:: What this exercise asks ::
**a)** Condense the paragraph of the coupler thread that begins "I use both, depending on what I'm fitting them to" into a short bulleted list that keeps its main facts.
**b)** Locate every line in the rows that contains the string "number" and copy each such line. Case counts.

:: Document ::
━━━━━━━━

Well I spelled it right in the title. It was just a typo on my part and poor proof reading. I wish I would have known this before I ordered my 20 pack of #5 couplers. I picked up my Kadee starter pack from my hobby shop and it had quite the assortment of couplers in it and that's where I found the 148's.
 

J.Albert

Member
I have freight car kits I built in the mid-1970's with the Kadee #5's I installed back then... still working fine.
 

glenng6

Active Member
All of my rolling stock and locos had No. 5 couplers. Now half of them have been converted to #148 and the remainder will be converted, as well. If the No.5 was the only choice, I would still have them. However, the #148 installation, reliability and functionality, I believe, is much better than the No. 5. Since there is a choice, I chose not to continue with the fidgety No. 5. YMMV, but my future will no longer include the No. 5 coupler. Glenn
 

Iron Horseman

Well-Known Member
All of my rolling stock and locos had No. 5 couplers. Now half of them have been converted to #148 and the remainder will be converted, as well. If the No.5 was the only choice, I would still have them. However, the #148 installation, reliability and functionality, I believe, is much better than the No. 5. Since there is a choice, I chose not to continue with the fidgety No. 5. YMMV, but my future will no longer include the No. 5 coupler. Glenn
I agree. The number five carried the hobby for 50 years so of course they are more prevalent in the literature. The #148 and its line are easier to work with and will be my future with the Kadee line.
 

santafewillie

Same Ol' Buzzard
All of my rolling stock and locos had No. 5 couplers. Now half of them have been converted to #148 and the remainder will be converted, as well. If the No.5 was the only choice, I would still have them. However, the #148 installation, reliability and functionality, I believe, is much better than the No. 5. Since there is a choice, I chose not to continue with the fidgety No. 5. YMMV, but my future will no longer include the No. 5 coupler. Glenn
Why convert them if they are working well???
 

Smudge617

Well-Known Member
I use both, depending on what I'm fitting them to, they both work extremely well so far for me, even converted some of my OO scale wagons to Kadeee's. The #5's I just painted the copper strip that shows black, can't see the difference at all now.

━━━━━━━━

:: Data lines ::
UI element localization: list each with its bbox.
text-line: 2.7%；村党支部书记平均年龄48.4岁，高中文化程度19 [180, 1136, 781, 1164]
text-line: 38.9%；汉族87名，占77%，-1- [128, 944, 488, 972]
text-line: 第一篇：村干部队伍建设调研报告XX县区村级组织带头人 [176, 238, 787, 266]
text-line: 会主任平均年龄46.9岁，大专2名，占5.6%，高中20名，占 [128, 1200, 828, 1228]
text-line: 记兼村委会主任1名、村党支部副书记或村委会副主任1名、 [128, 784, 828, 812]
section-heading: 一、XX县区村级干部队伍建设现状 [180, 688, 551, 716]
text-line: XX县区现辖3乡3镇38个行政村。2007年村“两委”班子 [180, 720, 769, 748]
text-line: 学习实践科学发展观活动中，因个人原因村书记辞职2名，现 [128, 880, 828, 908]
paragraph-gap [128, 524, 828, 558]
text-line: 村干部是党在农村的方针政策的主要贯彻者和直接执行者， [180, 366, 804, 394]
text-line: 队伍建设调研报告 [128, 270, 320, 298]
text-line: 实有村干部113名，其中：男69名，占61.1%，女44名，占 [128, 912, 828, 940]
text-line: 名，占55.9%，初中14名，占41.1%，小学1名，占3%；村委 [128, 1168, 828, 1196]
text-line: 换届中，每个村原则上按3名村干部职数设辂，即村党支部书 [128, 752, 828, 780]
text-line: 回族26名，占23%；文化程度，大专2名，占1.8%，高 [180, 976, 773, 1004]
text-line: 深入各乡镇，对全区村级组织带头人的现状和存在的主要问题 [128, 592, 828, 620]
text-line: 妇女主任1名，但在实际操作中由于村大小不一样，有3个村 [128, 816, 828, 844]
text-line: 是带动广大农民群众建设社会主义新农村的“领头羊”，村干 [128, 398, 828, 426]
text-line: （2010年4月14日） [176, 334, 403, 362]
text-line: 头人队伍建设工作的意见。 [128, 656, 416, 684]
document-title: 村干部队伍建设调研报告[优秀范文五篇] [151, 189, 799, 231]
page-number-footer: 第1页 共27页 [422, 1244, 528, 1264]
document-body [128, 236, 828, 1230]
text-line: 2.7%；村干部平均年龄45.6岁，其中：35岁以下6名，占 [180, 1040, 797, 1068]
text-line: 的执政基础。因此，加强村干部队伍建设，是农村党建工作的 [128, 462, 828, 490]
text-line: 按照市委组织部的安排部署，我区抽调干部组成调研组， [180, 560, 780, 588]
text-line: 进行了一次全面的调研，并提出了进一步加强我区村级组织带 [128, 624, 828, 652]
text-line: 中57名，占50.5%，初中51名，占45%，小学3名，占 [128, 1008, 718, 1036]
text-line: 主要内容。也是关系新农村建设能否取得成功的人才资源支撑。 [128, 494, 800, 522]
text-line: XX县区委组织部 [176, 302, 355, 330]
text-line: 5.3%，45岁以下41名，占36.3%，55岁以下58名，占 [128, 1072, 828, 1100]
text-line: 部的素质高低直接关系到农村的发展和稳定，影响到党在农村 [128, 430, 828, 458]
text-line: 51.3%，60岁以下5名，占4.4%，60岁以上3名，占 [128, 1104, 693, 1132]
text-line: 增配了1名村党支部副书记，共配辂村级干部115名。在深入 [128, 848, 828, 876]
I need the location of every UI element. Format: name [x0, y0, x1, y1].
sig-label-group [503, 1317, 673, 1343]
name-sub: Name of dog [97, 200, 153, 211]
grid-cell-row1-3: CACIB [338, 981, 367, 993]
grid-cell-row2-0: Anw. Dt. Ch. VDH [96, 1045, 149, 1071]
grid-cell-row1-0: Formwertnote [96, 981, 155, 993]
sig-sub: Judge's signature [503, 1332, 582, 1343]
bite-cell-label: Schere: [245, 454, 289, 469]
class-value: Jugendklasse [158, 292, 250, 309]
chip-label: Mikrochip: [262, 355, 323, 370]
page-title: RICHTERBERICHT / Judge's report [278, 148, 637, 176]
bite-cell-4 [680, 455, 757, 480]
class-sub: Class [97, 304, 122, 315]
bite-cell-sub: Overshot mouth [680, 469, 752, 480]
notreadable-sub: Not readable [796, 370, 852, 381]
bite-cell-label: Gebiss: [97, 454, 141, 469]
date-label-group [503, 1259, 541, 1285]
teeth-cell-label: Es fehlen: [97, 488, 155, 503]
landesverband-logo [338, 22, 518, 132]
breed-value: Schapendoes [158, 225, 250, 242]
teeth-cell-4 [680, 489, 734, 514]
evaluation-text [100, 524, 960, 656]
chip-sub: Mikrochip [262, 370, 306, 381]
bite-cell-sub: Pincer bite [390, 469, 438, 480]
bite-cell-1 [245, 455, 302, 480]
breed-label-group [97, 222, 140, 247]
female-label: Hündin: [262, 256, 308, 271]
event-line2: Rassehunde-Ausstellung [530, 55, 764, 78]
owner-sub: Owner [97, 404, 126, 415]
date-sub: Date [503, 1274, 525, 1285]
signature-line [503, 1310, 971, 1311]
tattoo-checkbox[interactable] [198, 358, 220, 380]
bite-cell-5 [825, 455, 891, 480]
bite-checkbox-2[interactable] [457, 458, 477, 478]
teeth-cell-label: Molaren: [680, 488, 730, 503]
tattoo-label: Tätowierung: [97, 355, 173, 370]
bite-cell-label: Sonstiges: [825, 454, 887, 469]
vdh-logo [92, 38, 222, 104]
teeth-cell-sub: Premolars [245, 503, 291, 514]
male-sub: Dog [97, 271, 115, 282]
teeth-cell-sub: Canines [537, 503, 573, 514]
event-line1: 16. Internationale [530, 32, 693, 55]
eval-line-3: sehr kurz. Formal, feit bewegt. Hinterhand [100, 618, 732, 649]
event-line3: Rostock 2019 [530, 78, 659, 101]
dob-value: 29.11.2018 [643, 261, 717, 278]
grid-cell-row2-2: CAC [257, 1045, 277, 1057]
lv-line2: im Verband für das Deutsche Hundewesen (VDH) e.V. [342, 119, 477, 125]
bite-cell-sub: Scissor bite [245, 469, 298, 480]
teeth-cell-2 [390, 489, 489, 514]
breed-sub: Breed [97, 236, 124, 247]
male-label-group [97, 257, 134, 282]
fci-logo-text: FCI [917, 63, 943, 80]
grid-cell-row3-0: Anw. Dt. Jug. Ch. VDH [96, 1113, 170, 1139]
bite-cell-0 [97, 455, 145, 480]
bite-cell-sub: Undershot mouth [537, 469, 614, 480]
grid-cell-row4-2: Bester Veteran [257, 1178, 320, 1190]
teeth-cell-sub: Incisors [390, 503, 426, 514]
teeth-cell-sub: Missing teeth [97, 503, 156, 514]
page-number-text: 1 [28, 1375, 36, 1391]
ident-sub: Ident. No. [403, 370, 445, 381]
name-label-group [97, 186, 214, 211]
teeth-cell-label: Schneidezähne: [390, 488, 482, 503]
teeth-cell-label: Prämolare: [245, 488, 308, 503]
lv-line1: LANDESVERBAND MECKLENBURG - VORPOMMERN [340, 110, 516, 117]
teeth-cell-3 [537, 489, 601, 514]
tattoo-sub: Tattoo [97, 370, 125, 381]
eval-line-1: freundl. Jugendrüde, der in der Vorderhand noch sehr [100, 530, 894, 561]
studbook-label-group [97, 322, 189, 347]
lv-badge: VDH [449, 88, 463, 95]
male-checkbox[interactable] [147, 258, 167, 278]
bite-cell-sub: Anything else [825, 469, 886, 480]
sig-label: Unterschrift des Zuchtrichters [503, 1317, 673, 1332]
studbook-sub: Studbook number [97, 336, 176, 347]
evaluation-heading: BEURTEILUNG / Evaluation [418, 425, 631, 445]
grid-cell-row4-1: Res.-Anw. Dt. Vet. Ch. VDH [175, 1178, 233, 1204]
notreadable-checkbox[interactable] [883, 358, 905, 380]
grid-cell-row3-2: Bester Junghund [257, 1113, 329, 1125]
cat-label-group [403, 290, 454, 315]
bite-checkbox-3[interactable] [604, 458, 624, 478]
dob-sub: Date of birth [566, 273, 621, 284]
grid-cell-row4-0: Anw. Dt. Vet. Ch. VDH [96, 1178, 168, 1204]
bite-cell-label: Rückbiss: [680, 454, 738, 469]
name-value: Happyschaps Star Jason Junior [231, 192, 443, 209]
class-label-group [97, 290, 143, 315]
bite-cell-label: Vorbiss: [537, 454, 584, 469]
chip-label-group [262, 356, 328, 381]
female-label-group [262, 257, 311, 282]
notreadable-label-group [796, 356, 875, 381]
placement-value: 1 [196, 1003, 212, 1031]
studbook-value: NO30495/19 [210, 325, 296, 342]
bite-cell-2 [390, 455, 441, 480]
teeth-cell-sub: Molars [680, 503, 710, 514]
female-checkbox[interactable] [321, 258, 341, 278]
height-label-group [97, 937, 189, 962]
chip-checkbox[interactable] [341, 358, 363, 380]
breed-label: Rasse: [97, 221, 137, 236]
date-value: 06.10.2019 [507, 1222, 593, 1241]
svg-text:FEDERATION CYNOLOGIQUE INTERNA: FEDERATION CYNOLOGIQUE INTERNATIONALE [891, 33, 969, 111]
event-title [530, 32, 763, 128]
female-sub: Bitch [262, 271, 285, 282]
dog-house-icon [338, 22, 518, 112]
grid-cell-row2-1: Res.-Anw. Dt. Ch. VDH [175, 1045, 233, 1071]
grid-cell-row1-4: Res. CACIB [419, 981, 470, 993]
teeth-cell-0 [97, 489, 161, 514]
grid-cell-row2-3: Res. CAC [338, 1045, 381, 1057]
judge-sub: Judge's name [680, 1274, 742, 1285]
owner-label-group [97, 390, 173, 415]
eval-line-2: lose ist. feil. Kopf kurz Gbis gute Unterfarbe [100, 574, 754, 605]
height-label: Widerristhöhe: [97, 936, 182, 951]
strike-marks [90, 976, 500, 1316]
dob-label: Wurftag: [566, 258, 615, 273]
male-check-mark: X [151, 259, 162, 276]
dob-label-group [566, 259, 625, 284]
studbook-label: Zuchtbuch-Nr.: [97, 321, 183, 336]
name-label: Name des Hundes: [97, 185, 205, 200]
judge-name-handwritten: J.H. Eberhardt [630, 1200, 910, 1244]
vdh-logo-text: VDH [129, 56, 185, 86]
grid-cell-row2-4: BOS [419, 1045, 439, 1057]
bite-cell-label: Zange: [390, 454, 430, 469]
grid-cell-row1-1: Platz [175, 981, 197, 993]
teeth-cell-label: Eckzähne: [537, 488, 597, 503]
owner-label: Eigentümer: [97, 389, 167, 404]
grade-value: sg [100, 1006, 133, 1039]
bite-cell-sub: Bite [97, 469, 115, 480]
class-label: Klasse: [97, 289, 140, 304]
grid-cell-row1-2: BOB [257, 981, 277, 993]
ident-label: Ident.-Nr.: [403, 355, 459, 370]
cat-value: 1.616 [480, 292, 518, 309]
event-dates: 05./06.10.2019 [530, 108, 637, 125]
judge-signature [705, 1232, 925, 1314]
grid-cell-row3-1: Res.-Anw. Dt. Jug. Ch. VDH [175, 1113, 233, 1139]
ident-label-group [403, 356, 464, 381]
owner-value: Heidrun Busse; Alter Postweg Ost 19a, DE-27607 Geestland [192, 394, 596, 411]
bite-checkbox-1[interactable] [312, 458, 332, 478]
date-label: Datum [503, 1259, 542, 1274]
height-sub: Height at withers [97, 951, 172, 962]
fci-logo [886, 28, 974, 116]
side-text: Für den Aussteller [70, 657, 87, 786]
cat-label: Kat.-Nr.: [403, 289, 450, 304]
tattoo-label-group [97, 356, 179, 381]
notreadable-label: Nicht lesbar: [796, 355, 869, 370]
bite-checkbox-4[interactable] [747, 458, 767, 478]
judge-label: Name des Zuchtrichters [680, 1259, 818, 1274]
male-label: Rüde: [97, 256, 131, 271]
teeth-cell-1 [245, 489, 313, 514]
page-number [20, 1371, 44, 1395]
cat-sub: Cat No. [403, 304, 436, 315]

━━━━━━━━

:: Completed exercise ::
**a)**
- Uses both coupler types, choosing by what they are being fitted to.
- Both have worked extremely well so far.
- Has converted some OO scale wagons to Kadees.
- Painted the visible copper strip on the #5s black, which makes it impossible to see the difference.

**b)**
page-number-footer: 第1页 共27页 [422, 1244, 528, 1264]
page-number-text: 1 [28, 1375, 36, 1391]
studbook-sub: Studbook number [97, 336, 176, 347]
page-number [20, 1371, 44, 1395]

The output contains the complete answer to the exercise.